Challenge.
Examine the records and identify each line that includes the string "篇幅不少于xx字". Copy those lines.

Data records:
####

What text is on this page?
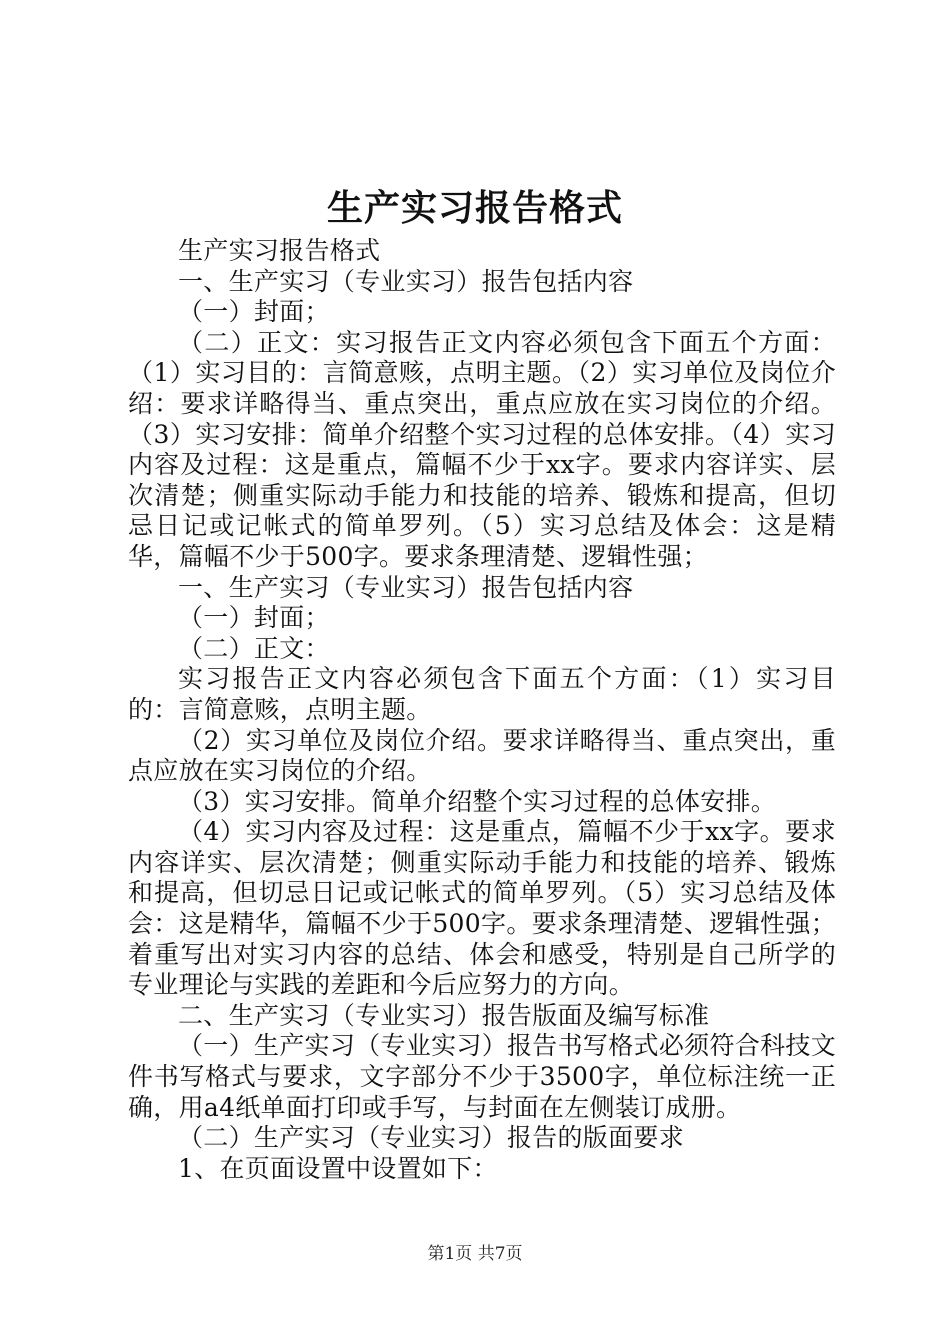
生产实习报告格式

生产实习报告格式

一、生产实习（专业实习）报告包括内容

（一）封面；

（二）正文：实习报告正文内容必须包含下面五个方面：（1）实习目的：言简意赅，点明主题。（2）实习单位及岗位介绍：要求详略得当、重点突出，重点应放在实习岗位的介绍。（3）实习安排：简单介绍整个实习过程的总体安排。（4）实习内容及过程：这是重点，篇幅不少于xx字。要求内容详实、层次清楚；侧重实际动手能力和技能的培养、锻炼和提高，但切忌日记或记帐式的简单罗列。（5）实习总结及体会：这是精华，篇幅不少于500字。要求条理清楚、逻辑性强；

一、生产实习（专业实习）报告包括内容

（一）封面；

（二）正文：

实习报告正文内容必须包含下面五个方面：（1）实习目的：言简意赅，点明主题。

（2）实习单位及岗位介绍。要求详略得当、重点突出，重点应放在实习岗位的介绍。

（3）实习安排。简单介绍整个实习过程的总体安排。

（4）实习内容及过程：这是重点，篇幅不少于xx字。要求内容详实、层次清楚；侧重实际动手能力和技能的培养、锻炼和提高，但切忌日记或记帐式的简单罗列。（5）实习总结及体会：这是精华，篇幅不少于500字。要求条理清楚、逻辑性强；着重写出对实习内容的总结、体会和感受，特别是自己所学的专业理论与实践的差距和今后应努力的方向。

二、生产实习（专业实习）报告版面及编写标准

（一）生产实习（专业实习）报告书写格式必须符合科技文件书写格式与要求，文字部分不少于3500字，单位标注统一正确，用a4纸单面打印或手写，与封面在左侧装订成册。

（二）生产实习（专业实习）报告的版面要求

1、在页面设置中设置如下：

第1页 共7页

####

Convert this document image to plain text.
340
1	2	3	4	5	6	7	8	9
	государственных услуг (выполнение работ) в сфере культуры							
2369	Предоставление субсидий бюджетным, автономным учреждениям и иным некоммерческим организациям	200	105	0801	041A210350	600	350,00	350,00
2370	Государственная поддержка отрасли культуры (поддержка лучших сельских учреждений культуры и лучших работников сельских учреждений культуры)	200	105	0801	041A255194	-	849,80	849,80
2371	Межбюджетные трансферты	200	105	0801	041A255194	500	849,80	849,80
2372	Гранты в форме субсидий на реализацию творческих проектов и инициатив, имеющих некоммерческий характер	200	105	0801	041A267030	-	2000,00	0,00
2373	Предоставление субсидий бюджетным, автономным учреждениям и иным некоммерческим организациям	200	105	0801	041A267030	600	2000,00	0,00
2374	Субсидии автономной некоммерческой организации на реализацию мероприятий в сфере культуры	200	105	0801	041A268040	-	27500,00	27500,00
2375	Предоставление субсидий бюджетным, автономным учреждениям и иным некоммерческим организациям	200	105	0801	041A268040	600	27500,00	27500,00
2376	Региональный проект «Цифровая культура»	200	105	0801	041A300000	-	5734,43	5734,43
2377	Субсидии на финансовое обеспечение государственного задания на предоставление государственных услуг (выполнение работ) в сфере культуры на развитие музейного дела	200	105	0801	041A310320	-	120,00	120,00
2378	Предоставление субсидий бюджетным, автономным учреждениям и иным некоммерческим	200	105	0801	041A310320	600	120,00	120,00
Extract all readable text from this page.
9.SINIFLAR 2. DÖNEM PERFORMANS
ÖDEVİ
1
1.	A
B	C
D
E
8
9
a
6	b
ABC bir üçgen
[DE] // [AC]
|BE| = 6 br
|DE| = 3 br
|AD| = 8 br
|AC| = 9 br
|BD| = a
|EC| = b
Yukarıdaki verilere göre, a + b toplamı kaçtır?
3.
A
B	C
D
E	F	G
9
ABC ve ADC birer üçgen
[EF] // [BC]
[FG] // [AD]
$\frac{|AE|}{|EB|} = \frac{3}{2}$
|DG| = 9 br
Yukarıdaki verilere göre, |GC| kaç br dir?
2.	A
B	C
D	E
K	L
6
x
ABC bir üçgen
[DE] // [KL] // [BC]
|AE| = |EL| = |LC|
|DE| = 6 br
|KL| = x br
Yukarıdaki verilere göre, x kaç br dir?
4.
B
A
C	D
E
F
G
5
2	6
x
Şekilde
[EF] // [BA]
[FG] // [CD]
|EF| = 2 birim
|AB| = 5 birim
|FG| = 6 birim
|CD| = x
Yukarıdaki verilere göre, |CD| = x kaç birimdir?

####

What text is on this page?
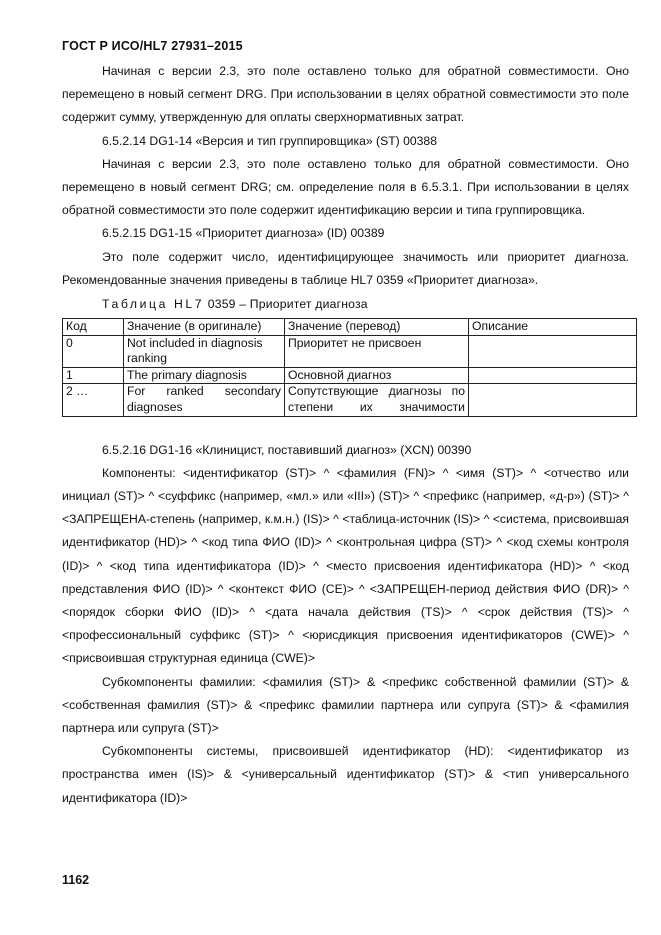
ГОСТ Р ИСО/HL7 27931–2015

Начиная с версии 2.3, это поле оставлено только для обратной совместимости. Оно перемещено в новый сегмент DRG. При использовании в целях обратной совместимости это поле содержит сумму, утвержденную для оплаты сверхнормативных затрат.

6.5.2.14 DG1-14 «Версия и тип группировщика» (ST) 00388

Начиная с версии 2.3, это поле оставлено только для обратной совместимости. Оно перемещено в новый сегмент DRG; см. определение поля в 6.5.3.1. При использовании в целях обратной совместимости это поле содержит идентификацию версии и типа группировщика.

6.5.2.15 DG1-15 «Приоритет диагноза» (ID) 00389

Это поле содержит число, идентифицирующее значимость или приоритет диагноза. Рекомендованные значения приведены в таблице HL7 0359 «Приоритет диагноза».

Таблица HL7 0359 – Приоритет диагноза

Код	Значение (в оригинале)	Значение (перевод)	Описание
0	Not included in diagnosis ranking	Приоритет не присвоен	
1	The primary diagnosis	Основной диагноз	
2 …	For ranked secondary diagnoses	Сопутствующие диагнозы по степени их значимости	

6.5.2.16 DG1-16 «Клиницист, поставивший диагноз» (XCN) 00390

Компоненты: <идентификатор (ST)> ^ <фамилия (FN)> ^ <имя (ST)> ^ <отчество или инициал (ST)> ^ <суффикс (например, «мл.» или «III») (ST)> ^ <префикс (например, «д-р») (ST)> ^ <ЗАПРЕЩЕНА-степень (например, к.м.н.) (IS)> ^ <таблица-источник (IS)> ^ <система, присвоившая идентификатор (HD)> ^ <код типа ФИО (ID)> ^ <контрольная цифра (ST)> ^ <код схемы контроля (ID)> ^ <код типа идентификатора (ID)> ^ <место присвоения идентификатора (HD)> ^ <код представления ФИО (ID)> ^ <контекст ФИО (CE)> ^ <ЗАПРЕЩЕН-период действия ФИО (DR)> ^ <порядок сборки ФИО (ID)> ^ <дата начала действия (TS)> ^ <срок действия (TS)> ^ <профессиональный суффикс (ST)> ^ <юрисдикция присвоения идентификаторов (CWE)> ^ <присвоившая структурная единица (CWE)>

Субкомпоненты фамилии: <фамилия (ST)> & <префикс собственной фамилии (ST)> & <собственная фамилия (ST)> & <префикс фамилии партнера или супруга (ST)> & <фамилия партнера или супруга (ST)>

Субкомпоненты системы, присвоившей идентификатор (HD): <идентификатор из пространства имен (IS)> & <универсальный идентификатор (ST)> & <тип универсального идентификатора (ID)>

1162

####

Problem solution.
（二）正文：实习报告正文内容必须包含下面五个方面：（1）实习目的：言简意赅，点明主题。（2）实习单位及岗位介绍：要求详略得当、重点突出，重点应放在实习岗位的介绍。（3）实习安排：简单介绍整个实习过程的总体安排。（4）实习内容及过程：这是重点，篇幅不少于xx字。要求内容详实、层次清楚；侧重实际动手能力和技能的培养、锻炼和提高，但切忌日记或记帐式的简单罗列。（5）实习总结及体会：这是精华，篇幅不少于500字。要求条理清楚、逻辑性强；
（4）实习内容及过程：这是重点，篇幅不少于xx字。要求内容详实、层次清楚；侧重实际动手能力和技能的培养、锻炼和提高，但切忌日记或记帐式的简单罗列。（5）实习总结及体会：这是精华，篇幅不少于500字。要求条理清楚、逻辑性强；着重写出对实习内容的总结、体会和感受，特别是自己所学的专业理论与实践的差距和今后应努力的方向。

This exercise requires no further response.